(Stored data entries)
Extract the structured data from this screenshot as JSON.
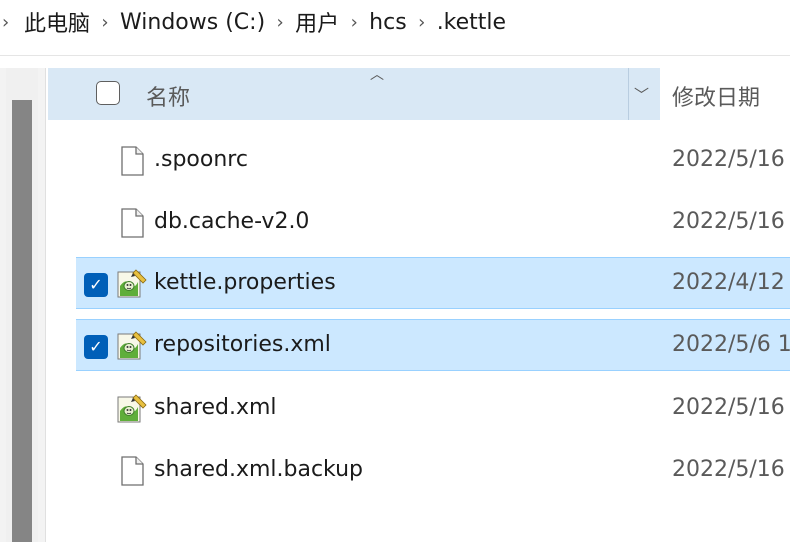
{
  "breadcrumb": {
    "items": [
      "此电脑",
      "Windows (C:)",
      "用户",
      "hcs",
      ".kettle"
    ]
  },
  "header": {
    "name_label": "名称",
    "date_label": "修改日期"
  },
  "files": [
    {
      "name": ".spoonrc",
      "date": "2022/5/16",
      "icon": "document-icon",
      "selected": false
    },
    {
      "name": "db.cache-v2.0",
      "date": "2022/5/16",
      "icon": "document-icon",
      "selected": false
    },
    {
      "name": "kettle.properties",
      "date": "2022/4/12",
      "icon": "kettle-properties-icon",
      "selected": true
    },
    {
      "name": "repositories.xml",
      "date": "2022/5/6 1",
      "icon": "kettle-properties-icon",
      "selected": true
    },
    {
      "name": "shared.xml",
      "date": "2022/5/16",
      "icon": "kettle-properties-icon",
      "selected": false
    },
    {
      "name": "shared.xml.backup",
      "date": "2022/5/16",
      "icon": "document-icon",
      "selected": false
    }
  ],
  "colors": {
    "selection": "#cce8ff",
    "header": "#d9e8f5",
    "checkbox": "#005fb8"
  }
}
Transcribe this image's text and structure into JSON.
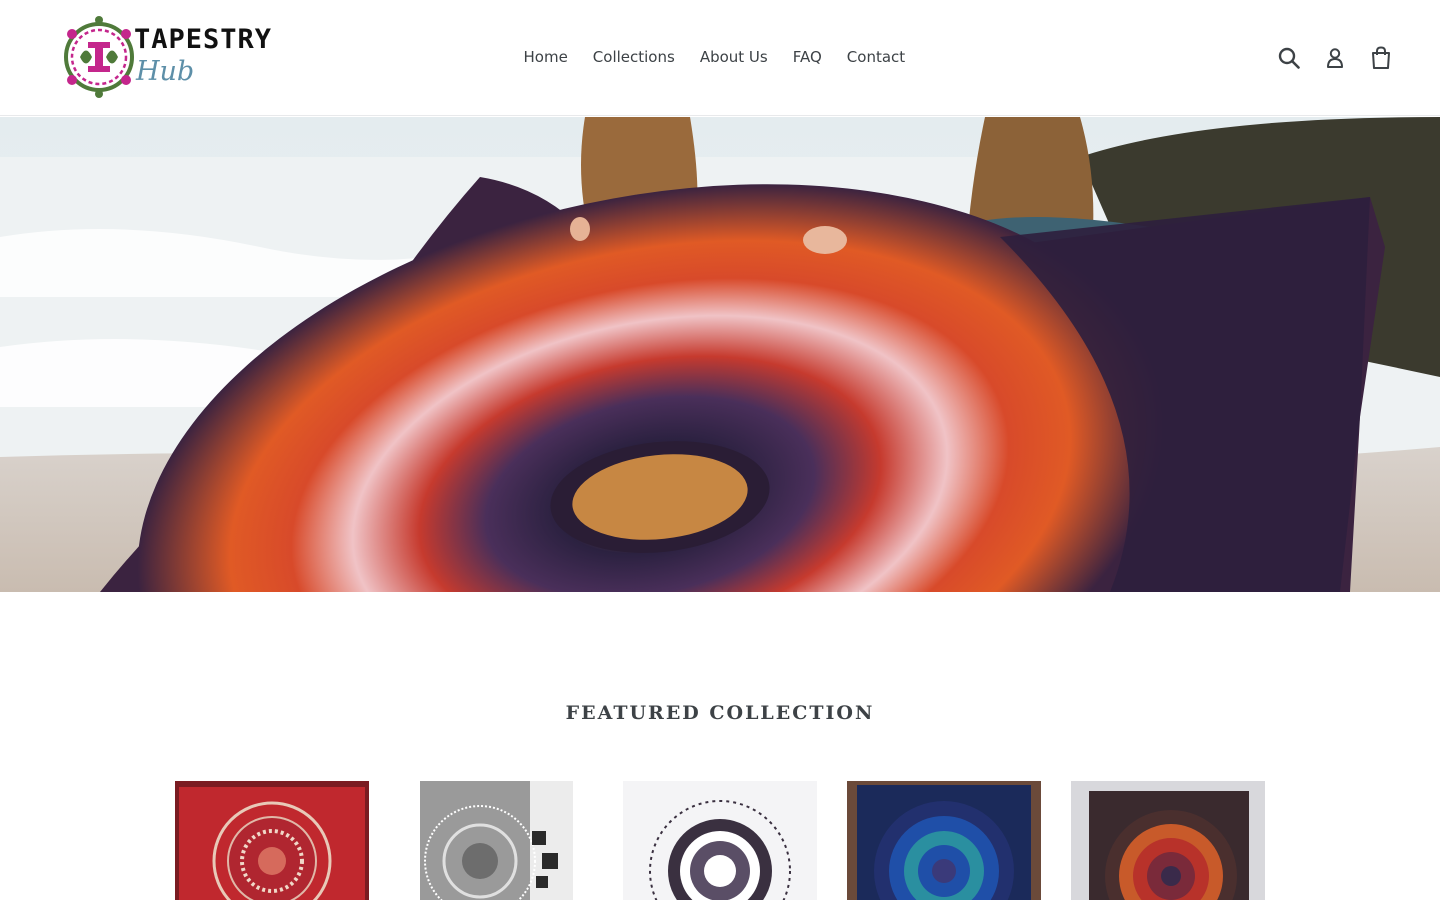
{
  "brand": {
    "name_line1": "TAPESTRY",
    "name_line2": "Hub",
    "icon": "tapestry-hub-logo"
  },
  "nav": {
    "items": [
      {
        "label": "Home"
      },
      {
        "label": "Collections"
      },
      {
        "label": "About Us"
      },
      {
        "label": "FAQ"
      },
      {
        "label": "Contact"
      }
    ]
  },
  "header_icons": [
    "search-icon",
    "account-icon",
    "cart-icon"
  ],
  "hero": {
    "image": "two women holding red mandala tapestry on beach"
  },
  "featured": {
    "title": "FEATURED COLLECTION",
    "products": [
      {
        "image": "red elephant mandala tapestry",
        "accent": "#c0282e"
      },
      {
        "image": "grey white mandala tapestry in room",
        "accent": "#8d8d8d"
      },
      {
        "image": "black and white mandala tapestry",
        "accent": "#3a3040"
      },
      {
        "image": "blue peacock mandala tapestry",
        "accent": "#1f4fa8"
      },
      {
        "image": "brown red peacock mandala tapestry",
        "accent": "#b8322a"
      }
    ]
  },
  "colors": {
    "text": "#3d4246",
    "border": "#e8e9eb",
    "logo_accent": "#c4268c",
    "logo_green": "#4f7a3a",
    "logo_blue": "#5d8fa8"
  }
}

* _Request_: Restate word for word, please, the line containing "Transcribe this image's" and all lines after it through the end of the material; the pictures do not belong in the copy.

* _Answer to the task_:
Transcribe this image's text and structure into JSON.
{
  "brand": {
    "name_line1": "TAPESTRY",
    "name_line2": "Hub",
    "icon": "tapestry-hub-logo"
  },
  "nav": {
    "items": [
      {
        "label": "Home"
      },
      {
        "label": "Collections"
      },
      {
        "label": "About Us"
      },
      {
        "label": "FAQ"
      },
      {
        "label": "Contact"
      }
    ]
  },
  "header_icons": [
    "search-icon",
    "account-icon",
    "cart-icon"
  ],
  "hero": {
    "image": "two women holding red mandala tapestry on beach"
  },
  "featured": {
    "title": "FEATURED COLLECTION",
    "products": [
      {
        "image": "red elephant mandala tapestry",
        "accent": "#c0282e"
      },
      {
        "image": "grey white mandala tapestry in room",
        "accent": "#8d8d8d"
      },
      {
        "image": "black and white mandala tapestry",
        "accent": "#3a3040"
      },
      {
        "image": "blue peacock mandala tapestry",
        "accent": "#1f4fa8"
      },
      {
        "image": "brown red peacock mandala tapestry",
        "accent": "#b8322a"
      }
    ]
  },
  "colors": {
    "text": "#3d4246",
    "border": "#e8e9eb",
    "logo_accent": "#c4268c",
    "logo_green": "#4f7a3a",
    "logo_blue": "#5d8fa8"
  }
}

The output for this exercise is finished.